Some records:
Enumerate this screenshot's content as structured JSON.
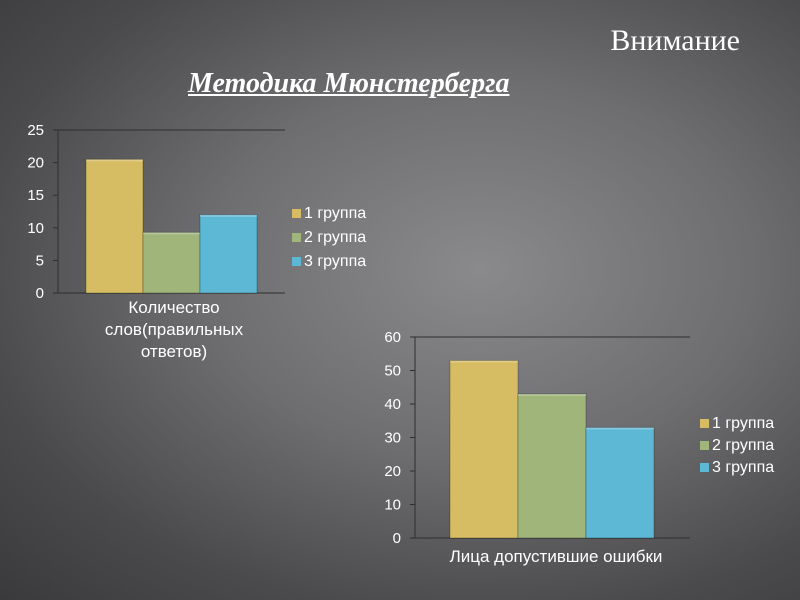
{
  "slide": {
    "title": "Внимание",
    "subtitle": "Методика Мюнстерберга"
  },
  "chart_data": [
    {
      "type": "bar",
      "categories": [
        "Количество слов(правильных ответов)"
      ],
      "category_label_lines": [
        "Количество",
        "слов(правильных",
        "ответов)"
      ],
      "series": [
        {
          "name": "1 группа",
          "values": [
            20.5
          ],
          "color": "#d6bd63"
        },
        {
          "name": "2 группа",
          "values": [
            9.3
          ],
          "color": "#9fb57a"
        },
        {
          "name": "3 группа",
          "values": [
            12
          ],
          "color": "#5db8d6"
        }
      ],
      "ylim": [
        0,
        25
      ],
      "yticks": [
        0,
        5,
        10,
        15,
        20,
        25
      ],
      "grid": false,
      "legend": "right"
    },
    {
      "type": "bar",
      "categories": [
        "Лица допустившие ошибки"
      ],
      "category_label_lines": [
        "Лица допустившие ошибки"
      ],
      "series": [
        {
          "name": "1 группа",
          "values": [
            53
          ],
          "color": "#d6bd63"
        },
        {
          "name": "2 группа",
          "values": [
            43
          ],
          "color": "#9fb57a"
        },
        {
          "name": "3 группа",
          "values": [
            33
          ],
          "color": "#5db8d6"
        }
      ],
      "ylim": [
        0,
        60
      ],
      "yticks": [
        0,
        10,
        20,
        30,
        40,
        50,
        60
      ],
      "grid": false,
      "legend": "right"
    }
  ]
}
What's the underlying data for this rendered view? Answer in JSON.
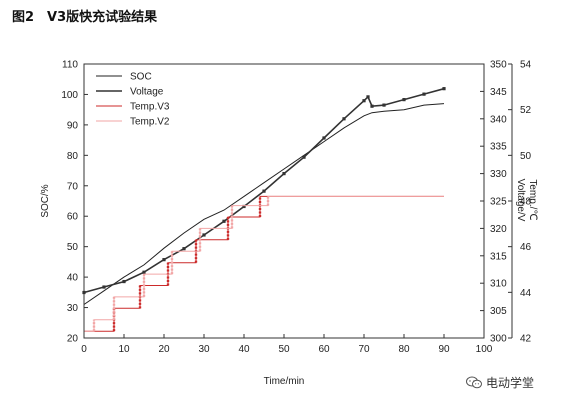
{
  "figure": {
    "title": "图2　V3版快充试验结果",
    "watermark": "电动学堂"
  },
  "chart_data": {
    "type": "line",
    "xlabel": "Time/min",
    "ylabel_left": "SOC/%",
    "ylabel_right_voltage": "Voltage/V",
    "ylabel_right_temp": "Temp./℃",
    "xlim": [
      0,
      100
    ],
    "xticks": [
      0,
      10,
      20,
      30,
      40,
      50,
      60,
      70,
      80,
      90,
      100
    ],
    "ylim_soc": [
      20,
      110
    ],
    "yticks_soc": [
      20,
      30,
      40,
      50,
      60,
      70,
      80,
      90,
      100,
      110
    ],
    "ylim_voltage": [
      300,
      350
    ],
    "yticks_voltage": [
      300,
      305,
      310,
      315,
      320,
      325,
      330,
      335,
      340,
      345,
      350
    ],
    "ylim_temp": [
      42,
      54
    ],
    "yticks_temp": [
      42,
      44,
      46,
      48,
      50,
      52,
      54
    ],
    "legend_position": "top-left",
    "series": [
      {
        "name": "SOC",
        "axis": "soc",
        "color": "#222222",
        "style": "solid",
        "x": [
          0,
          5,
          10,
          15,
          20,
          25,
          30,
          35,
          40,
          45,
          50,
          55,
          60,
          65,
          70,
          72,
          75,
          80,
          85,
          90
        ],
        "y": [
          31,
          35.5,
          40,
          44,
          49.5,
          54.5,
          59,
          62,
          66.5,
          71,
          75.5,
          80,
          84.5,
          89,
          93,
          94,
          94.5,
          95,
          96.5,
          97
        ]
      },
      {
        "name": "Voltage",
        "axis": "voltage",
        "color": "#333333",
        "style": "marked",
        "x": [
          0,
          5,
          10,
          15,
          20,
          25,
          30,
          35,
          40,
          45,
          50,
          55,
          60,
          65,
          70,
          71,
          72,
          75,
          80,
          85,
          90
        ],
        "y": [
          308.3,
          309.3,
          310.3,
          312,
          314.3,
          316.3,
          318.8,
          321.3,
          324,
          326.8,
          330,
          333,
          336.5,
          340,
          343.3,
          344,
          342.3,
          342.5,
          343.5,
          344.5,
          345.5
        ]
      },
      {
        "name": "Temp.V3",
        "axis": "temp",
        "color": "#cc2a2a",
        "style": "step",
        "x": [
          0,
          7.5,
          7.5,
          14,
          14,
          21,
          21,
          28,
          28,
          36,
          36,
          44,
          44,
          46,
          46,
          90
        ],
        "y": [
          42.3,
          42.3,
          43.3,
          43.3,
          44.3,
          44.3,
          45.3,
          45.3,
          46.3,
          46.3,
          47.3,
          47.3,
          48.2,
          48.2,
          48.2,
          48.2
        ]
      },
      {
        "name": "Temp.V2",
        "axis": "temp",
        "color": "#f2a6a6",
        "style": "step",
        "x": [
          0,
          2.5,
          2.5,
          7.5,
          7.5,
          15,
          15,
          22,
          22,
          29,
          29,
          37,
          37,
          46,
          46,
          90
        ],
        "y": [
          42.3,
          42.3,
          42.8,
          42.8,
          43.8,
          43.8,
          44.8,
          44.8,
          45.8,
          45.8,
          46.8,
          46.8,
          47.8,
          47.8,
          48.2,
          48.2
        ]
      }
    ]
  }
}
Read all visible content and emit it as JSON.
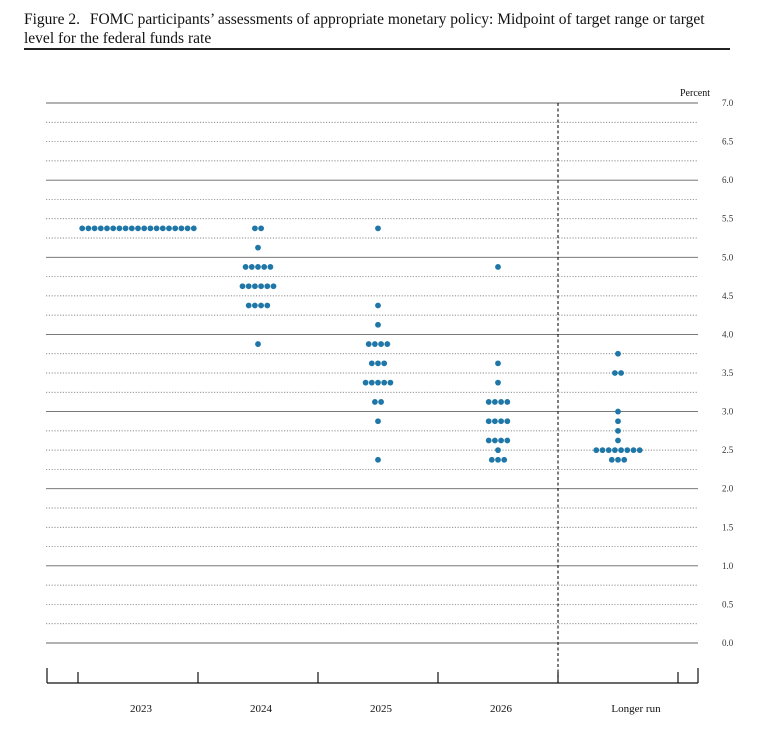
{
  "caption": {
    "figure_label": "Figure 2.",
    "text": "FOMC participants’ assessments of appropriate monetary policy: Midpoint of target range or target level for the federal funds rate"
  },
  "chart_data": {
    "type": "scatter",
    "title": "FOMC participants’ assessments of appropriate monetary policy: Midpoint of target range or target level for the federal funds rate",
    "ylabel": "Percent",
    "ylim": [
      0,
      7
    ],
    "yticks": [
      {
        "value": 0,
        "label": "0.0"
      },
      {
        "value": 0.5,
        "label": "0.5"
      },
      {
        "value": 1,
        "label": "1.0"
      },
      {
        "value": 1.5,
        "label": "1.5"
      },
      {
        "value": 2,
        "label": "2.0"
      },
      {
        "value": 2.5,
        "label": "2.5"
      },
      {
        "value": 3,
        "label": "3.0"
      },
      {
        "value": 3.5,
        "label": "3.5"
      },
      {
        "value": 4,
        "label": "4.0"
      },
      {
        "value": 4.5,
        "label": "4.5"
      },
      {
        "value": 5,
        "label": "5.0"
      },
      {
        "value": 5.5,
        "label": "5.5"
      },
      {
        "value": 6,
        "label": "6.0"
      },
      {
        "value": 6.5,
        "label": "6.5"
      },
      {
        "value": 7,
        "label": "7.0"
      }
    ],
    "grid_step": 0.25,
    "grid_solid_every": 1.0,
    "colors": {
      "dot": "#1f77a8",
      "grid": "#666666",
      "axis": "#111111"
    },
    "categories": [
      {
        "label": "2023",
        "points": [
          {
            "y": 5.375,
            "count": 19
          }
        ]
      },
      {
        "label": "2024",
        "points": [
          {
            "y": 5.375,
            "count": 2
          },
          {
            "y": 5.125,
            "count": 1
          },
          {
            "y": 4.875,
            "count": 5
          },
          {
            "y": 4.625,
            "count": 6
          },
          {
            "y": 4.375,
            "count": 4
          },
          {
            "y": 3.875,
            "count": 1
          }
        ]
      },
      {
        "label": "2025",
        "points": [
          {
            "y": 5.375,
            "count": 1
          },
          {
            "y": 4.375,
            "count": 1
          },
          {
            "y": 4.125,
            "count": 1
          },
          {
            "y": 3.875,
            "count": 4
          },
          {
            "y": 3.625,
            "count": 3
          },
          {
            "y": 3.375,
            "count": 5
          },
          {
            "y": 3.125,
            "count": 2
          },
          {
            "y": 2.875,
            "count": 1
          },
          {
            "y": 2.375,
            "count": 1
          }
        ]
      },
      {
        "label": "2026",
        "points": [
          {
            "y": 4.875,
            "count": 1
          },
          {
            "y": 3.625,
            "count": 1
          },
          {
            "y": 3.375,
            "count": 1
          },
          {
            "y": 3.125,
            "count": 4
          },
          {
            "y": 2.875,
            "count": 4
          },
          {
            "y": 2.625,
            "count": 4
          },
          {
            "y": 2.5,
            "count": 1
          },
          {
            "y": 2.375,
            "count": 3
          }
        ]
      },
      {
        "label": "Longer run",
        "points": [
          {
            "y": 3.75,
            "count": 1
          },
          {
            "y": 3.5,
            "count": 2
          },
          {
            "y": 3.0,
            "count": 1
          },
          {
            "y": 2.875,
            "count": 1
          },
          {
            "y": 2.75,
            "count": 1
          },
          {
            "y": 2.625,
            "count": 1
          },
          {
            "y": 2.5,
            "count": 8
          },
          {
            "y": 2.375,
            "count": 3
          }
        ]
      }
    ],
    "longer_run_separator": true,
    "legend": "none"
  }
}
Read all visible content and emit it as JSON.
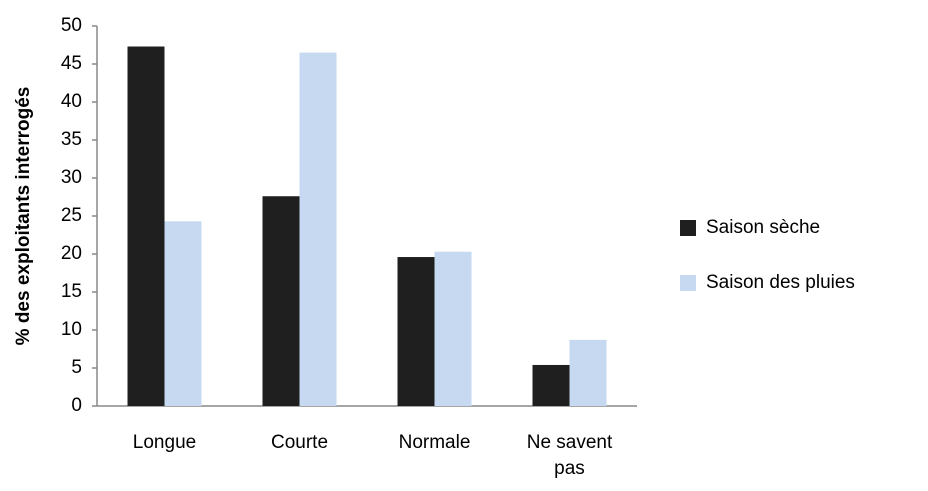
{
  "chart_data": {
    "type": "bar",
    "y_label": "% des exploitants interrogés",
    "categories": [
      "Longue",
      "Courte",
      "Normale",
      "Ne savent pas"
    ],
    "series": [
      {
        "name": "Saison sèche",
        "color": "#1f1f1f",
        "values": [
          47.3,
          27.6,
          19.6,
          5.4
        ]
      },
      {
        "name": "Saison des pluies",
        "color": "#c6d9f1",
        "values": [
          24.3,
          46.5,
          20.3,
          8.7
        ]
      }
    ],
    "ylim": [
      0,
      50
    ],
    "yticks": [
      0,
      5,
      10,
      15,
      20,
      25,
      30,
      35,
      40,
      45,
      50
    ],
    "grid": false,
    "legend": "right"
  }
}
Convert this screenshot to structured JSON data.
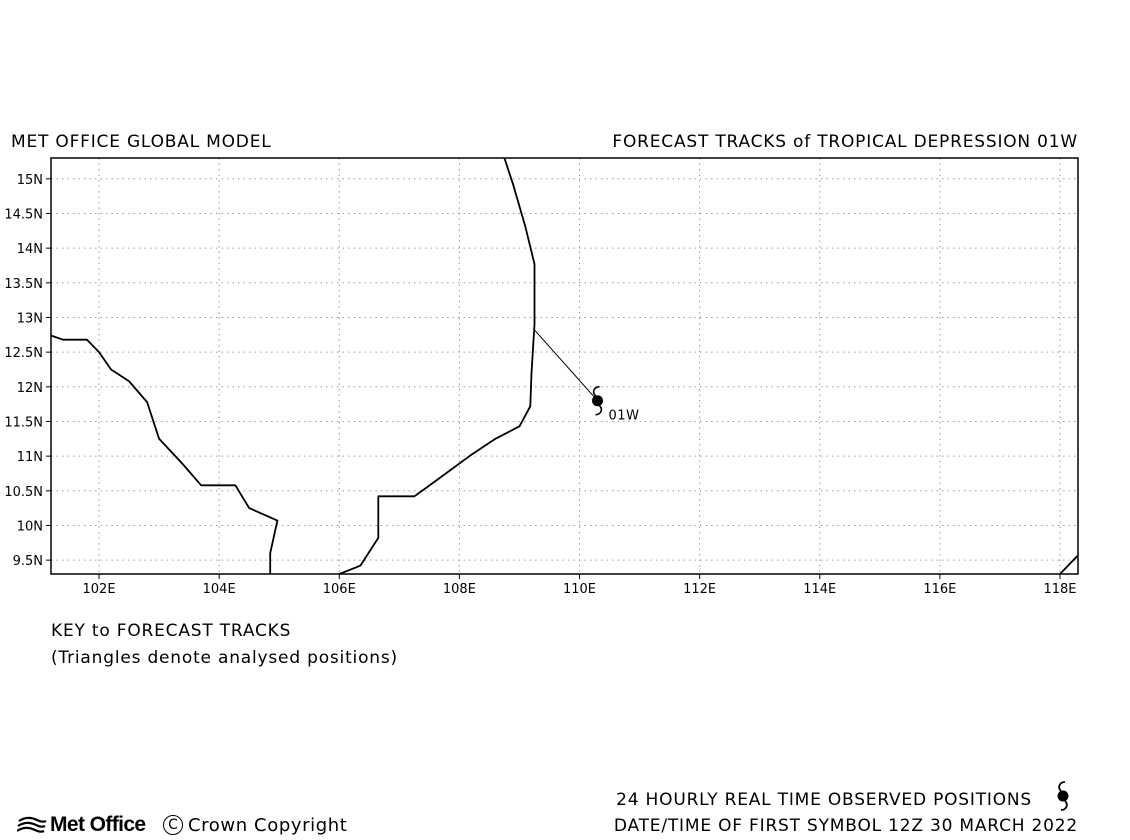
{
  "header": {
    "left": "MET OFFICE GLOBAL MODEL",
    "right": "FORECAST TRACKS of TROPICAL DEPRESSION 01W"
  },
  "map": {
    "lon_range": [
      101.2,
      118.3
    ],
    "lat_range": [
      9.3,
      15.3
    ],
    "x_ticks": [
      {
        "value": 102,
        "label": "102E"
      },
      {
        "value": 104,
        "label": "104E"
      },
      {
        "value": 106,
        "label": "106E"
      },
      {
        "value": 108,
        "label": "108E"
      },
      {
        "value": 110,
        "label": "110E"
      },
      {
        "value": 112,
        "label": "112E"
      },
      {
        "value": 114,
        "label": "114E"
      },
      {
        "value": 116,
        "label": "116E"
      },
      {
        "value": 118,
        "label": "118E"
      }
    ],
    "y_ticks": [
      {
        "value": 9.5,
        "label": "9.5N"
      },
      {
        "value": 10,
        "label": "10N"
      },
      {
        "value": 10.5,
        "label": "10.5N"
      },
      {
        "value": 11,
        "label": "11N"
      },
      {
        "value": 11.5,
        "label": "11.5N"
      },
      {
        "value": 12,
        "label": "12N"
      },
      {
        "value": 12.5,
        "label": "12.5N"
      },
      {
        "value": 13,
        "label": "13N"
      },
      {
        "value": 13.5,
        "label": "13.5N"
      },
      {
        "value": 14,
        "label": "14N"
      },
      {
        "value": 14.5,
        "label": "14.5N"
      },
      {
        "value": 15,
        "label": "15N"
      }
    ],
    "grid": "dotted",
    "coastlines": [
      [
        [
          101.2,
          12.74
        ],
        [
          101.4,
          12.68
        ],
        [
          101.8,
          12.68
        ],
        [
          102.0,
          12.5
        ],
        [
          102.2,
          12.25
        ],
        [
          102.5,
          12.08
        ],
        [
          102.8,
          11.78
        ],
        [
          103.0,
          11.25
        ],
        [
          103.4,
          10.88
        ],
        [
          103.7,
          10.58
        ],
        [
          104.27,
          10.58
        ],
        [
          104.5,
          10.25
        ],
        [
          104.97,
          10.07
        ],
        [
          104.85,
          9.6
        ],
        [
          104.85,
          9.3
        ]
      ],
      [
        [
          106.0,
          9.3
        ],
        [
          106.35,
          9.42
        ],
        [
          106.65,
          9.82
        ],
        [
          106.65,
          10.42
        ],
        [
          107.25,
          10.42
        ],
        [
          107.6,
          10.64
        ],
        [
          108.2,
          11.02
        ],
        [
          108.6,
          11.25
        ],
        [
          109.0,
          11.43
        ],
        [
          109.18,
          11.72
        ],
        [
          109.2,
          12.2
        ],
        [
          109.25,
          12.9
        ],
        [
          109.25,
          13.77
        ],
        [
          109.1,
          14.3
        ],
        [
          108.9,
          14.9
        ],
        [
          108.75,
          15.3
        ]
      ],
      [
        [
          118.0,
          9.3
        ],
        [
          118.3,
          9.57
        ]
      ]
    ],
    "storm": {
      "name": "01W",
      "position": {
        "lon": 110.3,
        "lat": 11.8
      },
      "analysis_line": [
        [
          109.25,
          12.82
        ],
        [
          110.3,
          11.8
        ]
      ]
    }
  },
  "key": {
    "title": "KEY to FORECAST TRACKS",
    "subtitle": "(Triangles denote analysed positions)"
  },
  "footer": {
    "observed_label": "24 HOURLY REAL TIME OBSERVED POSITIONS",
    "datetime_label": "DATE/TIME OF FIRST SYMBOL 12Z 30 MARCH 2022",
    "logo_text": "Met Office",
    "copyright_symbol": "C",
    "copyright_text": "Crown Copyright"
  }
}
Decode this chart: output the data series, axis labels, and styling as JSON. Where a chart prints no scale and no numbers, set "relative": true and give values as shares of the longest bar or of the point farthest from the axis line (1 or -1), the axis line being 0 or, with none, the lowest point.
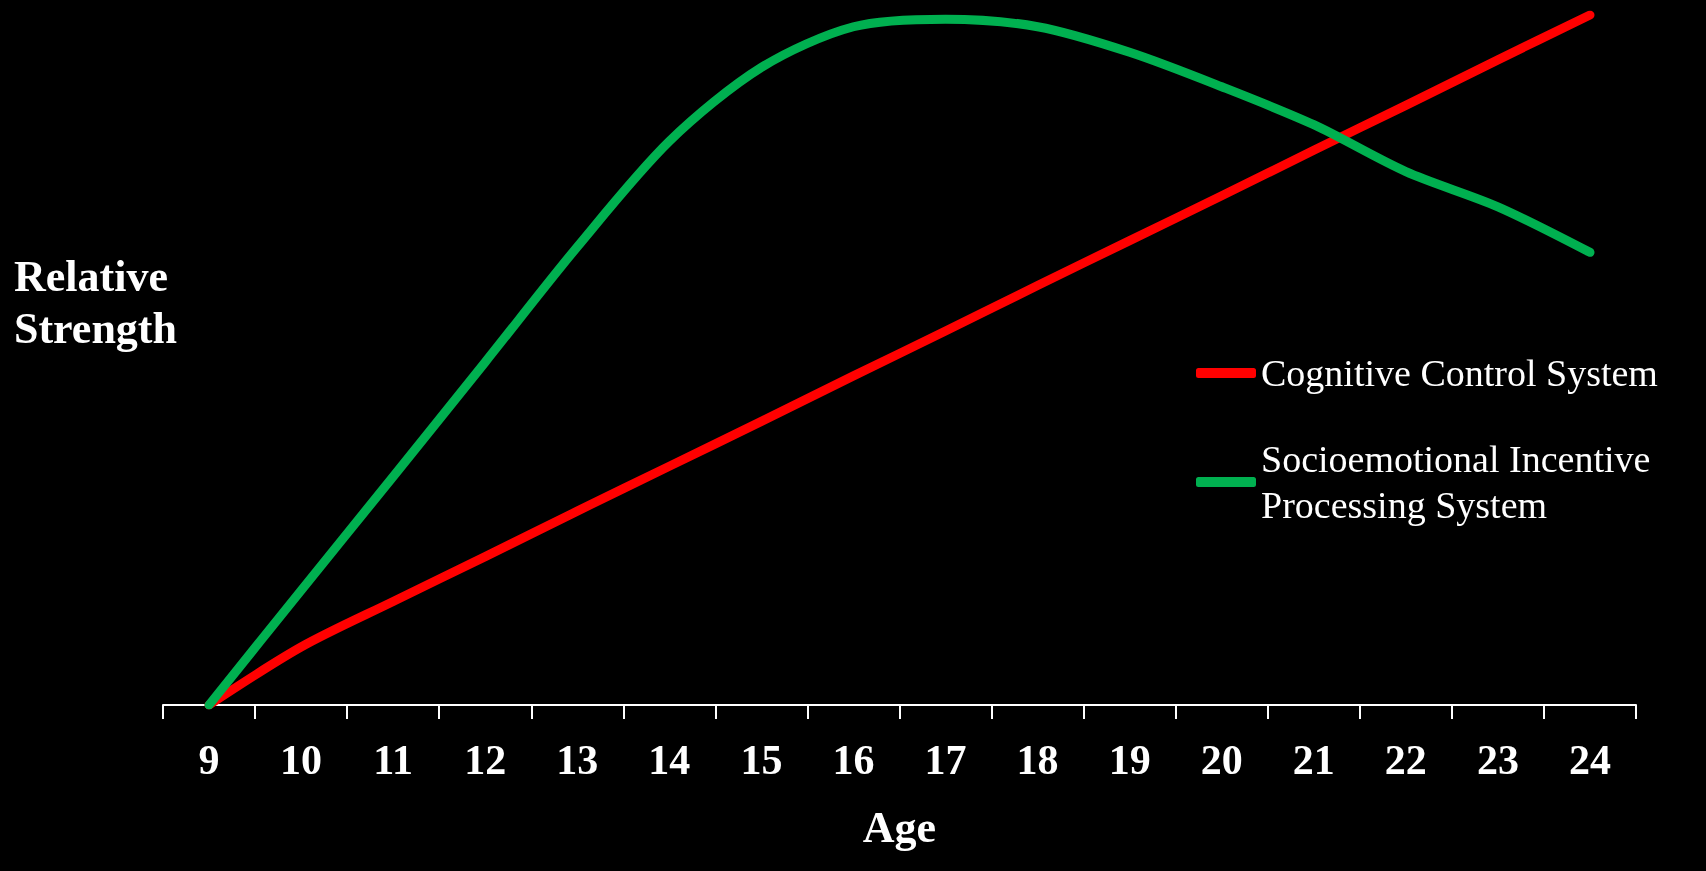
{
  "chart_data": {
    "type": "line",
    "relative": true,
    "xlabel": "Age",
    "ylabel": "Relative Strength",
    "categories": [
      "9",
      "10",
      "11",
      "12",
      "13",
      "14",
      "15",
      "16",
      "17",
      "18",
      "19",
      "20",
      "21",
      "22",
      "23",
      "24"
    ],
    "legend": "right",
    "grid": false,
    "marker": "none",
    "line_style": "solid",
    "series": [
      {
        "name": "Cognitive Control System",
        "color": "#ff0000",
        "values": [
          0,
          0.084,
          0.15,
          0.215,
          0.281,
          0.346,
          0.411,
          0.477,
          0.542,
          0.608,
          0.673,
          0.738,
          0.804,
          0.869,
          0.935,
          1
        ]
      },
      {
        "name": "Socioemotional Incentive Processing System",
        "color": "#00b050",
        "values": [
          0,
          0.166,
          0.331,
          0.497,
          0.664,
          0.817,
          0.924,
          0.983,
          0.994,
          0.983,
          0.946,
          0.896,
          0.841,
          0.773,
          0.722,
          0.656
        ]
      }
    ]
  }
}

* [Exercise objective]:
Report only the number of lines in the listing that contain the word "правильных".

* [Correct answer]:
2